→ **EXERCISE REQUIREMENTS**
Go through the material underneath and show every line where the string "CIREP" occurs.

──────────────────────────────

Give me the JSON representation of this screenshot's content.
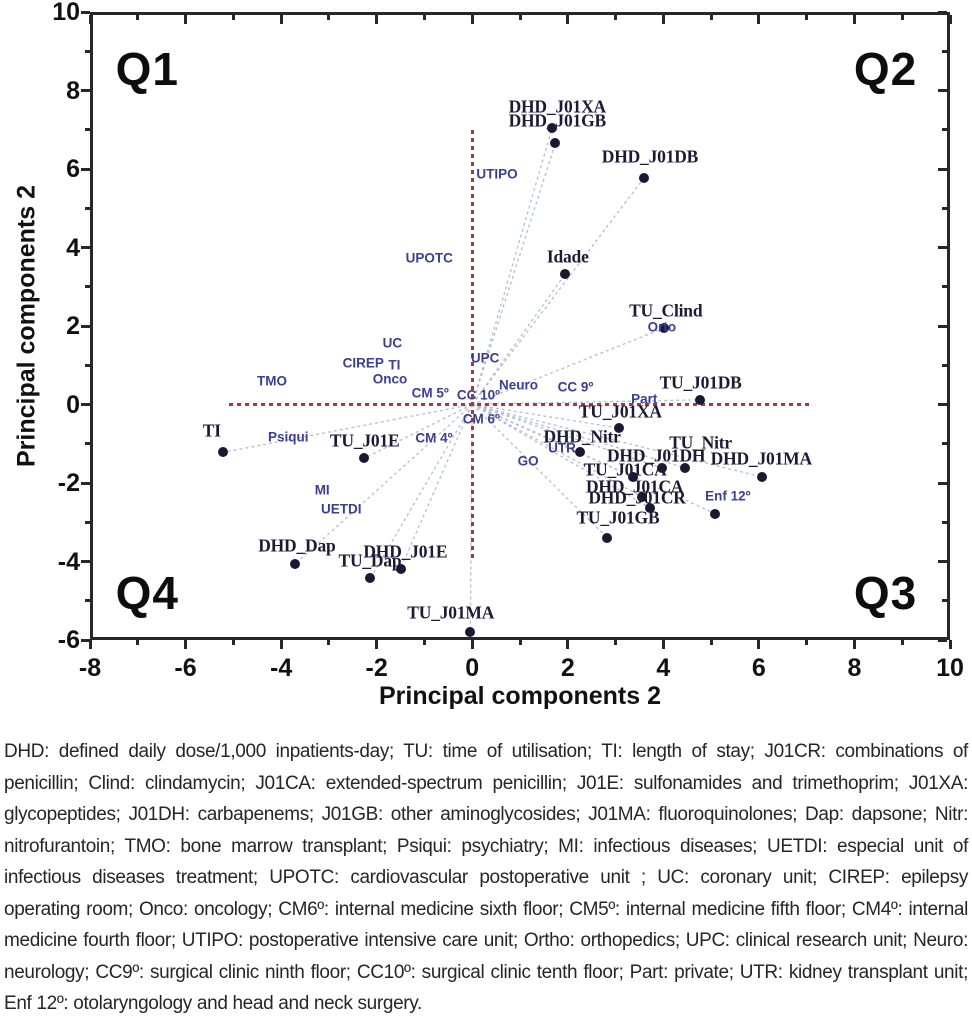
{
  "chart_data": {
    "type": "scatter",
    "title": "",
    "xlabel": "Principal components 2",
    "ylabel": "Principal components 2",
    "xlim": [
      -8,
      10
    ],
    "ylim": [
      -6,
      10
    ],
    "x_ticks": [
      -8,
      -6,
      -4,
      -2,
      0,
      2,
      4,
      6,
      8,
      10
    ],
    "y_ticks": [
      10,
      8,
      6,
      4,
      2,
      0,
      -2,
      -4,
      -6
    ],
    "grid": false,
    "legend": "none",
    "colors": {
      "reference_line": "#a33b3b",
      "vector_line": "#b5bdd2",
      "point": "#191932",
      "variable_label": "#1b1b36",
      "ward_label": "#3a3f94"
    },
    "quadrant_labels": [
      {
        "label": "Q1",
        "x": -6.8,
        "y": 8.55
      },
      {
        "label": "Q2",
        "x": 8.65,
        "y": 8.55
      },
      {
        "label": "Q3",
        "x": 8.65,
        "y": -4.8
      },
      {
        "label": "Q4",
        "x": -6.8,
        "y": -4.8
      }
    ],
    "ref_lines": {
      "horizontal": {
        "y": 0,
        "x1": -5.1,
        "x2": 7.05
      },
      "vertical": {
        "x": 0,
        "y1": -4.0,
        "y2": 7.0
      }
    },
    "variable_points": [
      {
        "label": "DHD_J01XA",
        "x": 1.67,
        "y": 7.04,
        "lx": 1.78,
        "ly": 7.58
      },
      {
        "label": "DHD_J01GB",
        "x": 1.74,
        "y": 6.66,
        "lx": 1.78,
        "ly": 7.22
      },
      {
        "label": "DHD_J01DB",
        "x": 3.6,
        "y": 5.78,
        "lx": 3.72,
        "ly": 6.3
      },
      {
        "label": "Idade",
        "x": 1.95,
        "y": 3.33,
        "lx": 2.0,
        "ly": 3.75
      },
      {
        "label": "TU_Clind",
        "x": 4.02,
        "y": 1.95,
        "lx": 4.05,
        "ly": 2.38
      },
      {
        "label": "TU_J01DB",
        "x": 4.76,
        "y": 0.12,
        "lx": 4.78,
        "ly": 0.55
      },
      {
        "label": "TU_J01XA",
        "x": 3.08,
        "y": -0.6,
        "lx": 3.1,
        "ly": -0.2
      },
      {
        "label": "TI",
        "x": -5.21,
        "y": -1.22,
        "lx": -5.45,
        "ly": -0.68
      },
      {
        "label": "TU_J01E",
        "x": -2.26,
        "y": -1.37,
        "lx": -2.25,
        "ly": -0.92
      },
      {
        "label": "DHD_Nitr",
        "x": 2.26,
        "y": -1.21,
        "lx": 2.3,
        "ly": -0.82
      },
      {
        "label": "TU_Nitr",
        "x": 4.45,
        "y": -1.61,
        "lx": 4.78,
        "ly": -0.98
      },
      {
        "label": "DHD_J01DH",
        "x": 3.98,
        "y": -1.62,
        "lx": 3.85,
        "ly": -1.32
      },
      {
        "label": "DHD_J01MA",
        "x": 6.07,
        "y": -1.85,
        "lx": 6.05,
        "ly": -1.38
      },
      {
        "label": "TU_J01CA",
        "x": 3.37,
        "y": -1.85,
        "lx": 3.2,
        "ly": -1.67
      },
      {
        "label": "DHD_J01CA",
        "x": 3.55,
        "y": -2.35,
        "lx": 3.4,
        "ly": -2.1
      },
      {
        "label": "DHD_J01CR",
        "x": 3.73,
        "y": -2.64,
        "lx": 3.45,
        "ly": -2.38
      },
      {
        "label": "TU_J01GB",
        "x": 2.83,
        "y": -3.4,
        "lx": 3.05,
        "ly": -2.9
      },
      {
        "label": "",
        "x": 5.09,
        "y": -2.78,
        "lx": null,
        "ly": null
      },
      {
        "label": "DHD_Dap",
        "x": -3.7,
        "y": -4.06,
        "lx": -3.67,
        "ly": -3.6
      },
      {
        "label": "TU_Dap",
        "x": -2.13,
        "y": -4.43,
        "lx": -2.14,
        "ly": -3.98
      },
      {
        "label": "DHD_J01E",
        "x": -1.5,
        "y": -4.18,
        "lx": -1.4,
        "ly": -3.77
      },
      {
        "label": "TU_J01MA",
        "x": -0.04,
        "y": -5.8,
        "lx": -0.45,
        "ly": -5.32
      }
    ],
    "ward_labels": [
      {
        "label": "UTIPO",
        "x": 0.52,
        "y": 5.88
      },
      {
        "label": "UPOTC",
        "x": -0.9,
        "y": 3.73
      },
      {
        "label": "UC",
        "x": -1.67,
        "y": 1.57
      },
      {
        "label": "CIREP",
        "x": -2.28,
        "y": 1.06
      },
      {
        "label": "TI",
        "x": -1.63,
        "y": 1.01
      },
      {
        "label": "Onco",
        "x": -1.72,
        "y": 0.65
      },
      {
        "label": "TMO",
        "x": -4.19,
        "y": 0.6
      },
      {
        "label": "CM 5º",
        "x": -0.88,
        "y": 0.29
      },
      {
        "label": "UPC",
        "x": 0.27,
        "y": 1.19
      },
      {
        "label": "CC 10º",
        "x": 0.13,
        "y": 0.24
      },
      {
        "label": "Neuro",
        "x": 0.97,
        "y": 0.5
      },
      {
        "label": "CC 9º",
        "x": 2.16,
        "y": 0.45
      },
      {
        "label": "CM 6º",
        "x": 0.19,
        "y": -0.37
      },
      {
        "label": "Psiqui",
        "x": -3.85,
        "y": -0.83
      },
      {
        "label": "CM 4º",
        "x": -0.8,
        "y": -0.86
      },
      {
        "label": "MI",
        "x": -3.14,
        "y": -2.18
      },
      {
        "label": "UETDI",
        "x": -2.74,
        "y": -2.67
      },
      {
        "label": "GO",
        "x": 1.17,
        "y": -1.45
      },
      {
        "label": "UTR",
        "x": 1.88,
        "y": -1.12
      },
      {
        "label": "Orto",
        "x": 3.97,
        "y": 1.97
      },
      {
        "label": "Part",
        "x": 3.6,
        "y": 0.15
      },
      {
        "label": "Enf 12º",
        "x": 5.35,
        "y": -2.32
      }
    ]
  },
  "caption": "DHD: defined daily dose/1,000 inpatients-day; TU: time of utilisation; TI: length of stay; J01CR: combinations of penicillin; Clind: clindamycin; J01CA: extended-spectrum penicillin; J01E: sulfonamides and trimethoprim; J01XA: glycopeptides; J01DH: carbapenems; J01GB: other aminoglycosides; J01MA: fluoroquinolones; Dap: dapsone; Nitr: nitrofurantoin; TMO: bone marrow transplant; Psiqui: psychiatry; MI: infectious diseases; UETDI: especial unit of infectious diseases treatment; UPOTC: cardiovascular postoperative unit ; UC: coronary unit; CIREP: epilepsy operating room; Onco: oncology; CM6º: internal medicine sixth floor; CM5º: internal medicine fifth floor; CM4º: internal medicine fourth floor; UTIPO: postoperative intensive care unit; Ortho: orthopedics; UPC: clinical research unit; Neuro: neurology; CC9º: surgical clinic ninth floor; CC10º: surgical clinic tenth floor; Part: private; UTR: kidney transplant unit; Enf 12º: otolaryngology and head and neck surgery."
}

──────────────────────────────

→ **WRITTEN REPLY**
        "label": "CIREP",
  "caption": "DHD: defined daily dose/1,000 inpatients-day; TU: time of utilisation; TI: length of stay; J01CR: combinations of penicillin; Clind: clindamycin; J01CA: extended-spectrum penicillin; J01E: sulfonamides and trimethoprim; J01XA: glycopeptides; J01DH: carbapenems; J01GB: other aminoglycosides; J01MA: fluoroquinolones; Dap: dapsone; Nitr: nitrofurantoin; TMO: bone marrow transplant; Psiqui: psychiatry; MI: infectious diseases; UETDI: especial unit of infectious diseases treatment; UPOTC: cardiovascular postoperative unit ; UC: coronary unit; CIREP: epilepsy operating room; Onco: oncology; CM6º: internal medicine sixth floor; CM5º: internal medicine fifth floor; CM4º: internal medicine fourth floor; UTIPO: postoperative intensive care unit; Ortho: orthopedics; UPC: clinical research unit; Neuro: neurology; CC9º: surgical clinic ninth floor; CC10º: surgical clinic tenth floor; Part: private; UTR: kidney transplant unit; Enf 12º: otolaryngology and head and neck surgery."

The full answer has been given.